▶ _Problem statement_: Could you repeat the records below exactly, leaving out any pictures?

Collected data entries
········

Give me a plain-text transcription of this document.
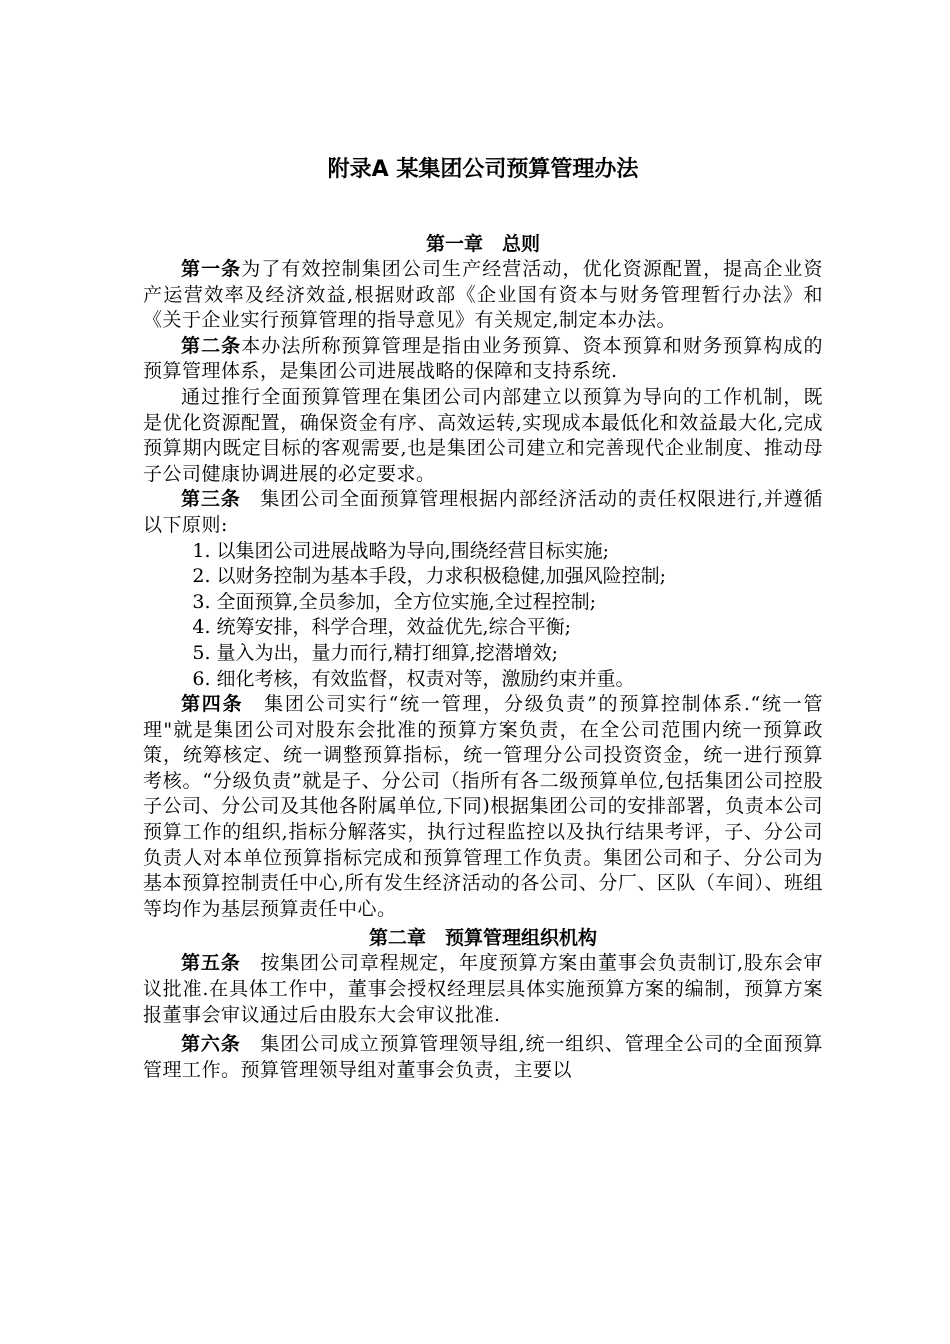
附录A 某集团公司预算管理办法

第一章　总则

第一条为了有效控制集团公司生产经营活动，优化资源配置，提高企业资产运营效率及经济效益,根据财政部《企业国有资本与财务管理暂行办法》和《关于企业实行预算管理的指导意见》有关规定,制定本办法。

第二条本办法所称预算管理是指由业务预算、资本预算和财务预算构成的预算管理体系，是集团公司进展战略的保障和支持系统.

通过推行全面预算管理在集团公司内部建立以预算为导向的工作机制，既是优化资源配置，确保资金有序、高效运转,实现成本最低化和效益最大化,完成预算期内既定目标的客观需要,也是集团公司建立和完善现代企业制度、推动母子公司健康协调进展的必定要求。

第三条　集团公司全面预算管理根据内部经济活动的责任权限进行,并遵循以下原则:

1. 以集团公司进展战略为导向,围绕经营目标实施;

2. 以财务控制为基本手段，力求积极稳健,加强风险控制;

3. 全面预算,全员参加，全方位实施,全过程控制;

4. 统筹安排，科学合理，效益优先,综合平衡;

5. 量入为出，量力而行,精打细算,挖潜增效;

6. 细化考核，有效监督，权责对等，激励约束并重。

第四条　集团公司实行“统一管理，分级负责”的预算控制体系.“统一管理"就是集团公司对股东会批准的预算方案负责，在全公司范围内统一预算政策，统筹核定、统一调整预算指标，统一管理分公司投资资金，统一进行预算考核。“分级负责”就是子、分公司（指所有各二级预算单位,包括集团公司控股子公司、分公司及其他各附属单位,下同)根据集团公司的安排部署，负责本公司预算工作的组织,指标分解落实，执行过程监控以及执行结果考评，子、分公司负责人对本单位预算指标完成和预算管理工作负责。集团公司和子、分公司为基本预算控制责任中心,所有发生经济活动的各公司、分厂、区队（车间）、班组等均作为基层预算责任中心。

第二章　预算管理组织机构

第五条　按集团公司章程规定，年度预算方案由董事会负责制订,股东会审议批准.在具体工作中，董事会授权经理层具体实施预算方案的编制，预算方案报董事会审议通过后由股东大会审议批准.

第六条　集团公司成立预算管理领导组,统一组织、管理全公司的全面预算管理工作。预算管理领导组对董事会负责，主要以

········

▶ _Exercise output_:
Give me a plain-text transcription of this document.
附录A 某集团公司预算管理办法

第一章　总则

第一条为了有效控制集团公司生产经营活动，优化资源配置，提高企业资产运营效率及经济效益,根据财政部《企业国有资本与财务管理暂行办法》和《关于企业实行预算管理的指导意见》有关规定,制定本办法。

第二条本办法所称预算管理是指由业务预算、资本预算和财务预算构成的预算管理体系，是集团公司进展战略的保障和支持系统.

通过推行全面预算管理在集团公司内部建立以预算为导向的工作机制，既是优化资源配置，确保资金有序、高效运转,实现成本最低化和效益最大化,完成预算期内既定目标的客观需要,也是集团公司建立和完善现代企业制度、推动母子公司健康协调进展的必定要求。

第三条　集团公司全面预算管理根据内部经济活动的责任权限进行,并遵循以下原则:

1. 以集团公司进展战略为导向,围绕经营目标实施;

2. 以财务控制为基本手段，力求积极稳健,加强风险控制;

3. 全面预算,全员参加，全方位实施,全过程控制;

4. 统筹安排，科学合理，效益优先,综合平衡;

5. 量入为出，量力而行,精打细算,挖潜增效;

6. 细化考核，有效监督，权责对等，激励约束并重。

第四条　集团公司实行“统一管理，分级负责”的预算控制体系.“统一管理"就是集团公司对股东会批准的预算方案负责，在全公司范围内统一预算政策，统筹核定、统一调整预算指标，统一管理分公司投资资金，统一进行预算考核。“分级负责”就是子、分公司（指所有各二级预算单位,包括集团公司控股子公司、分公司及其他各附属单位,下同)根据集团公司的安排部署，负责本公司预算工作的组织,指标分解落实，执行过程监控以及执行结果考评，子、分公司负责人对本单位预算指标完成和预算管理工作负责。集团公司和子、分公司为基本预算控制责任中心,所有发生经济活动的各公司、分厂、区队（车间）、班组等均作为基层预算责任中心。

第二章　预算管理组织机构

第五条　按集团公司章程规定，年度预算方案由董事会负责制订,股东会审议批准.在具体工作中，董事会授权经理层具体实施预算方案的编制，预算方案报董事会审议通过后由股东大会审议批准.

第六条　集团公司成立预算管理领导组,统一组织、管理全公司的全面预算管理工作。预算管理领导组对董事会负责，主要以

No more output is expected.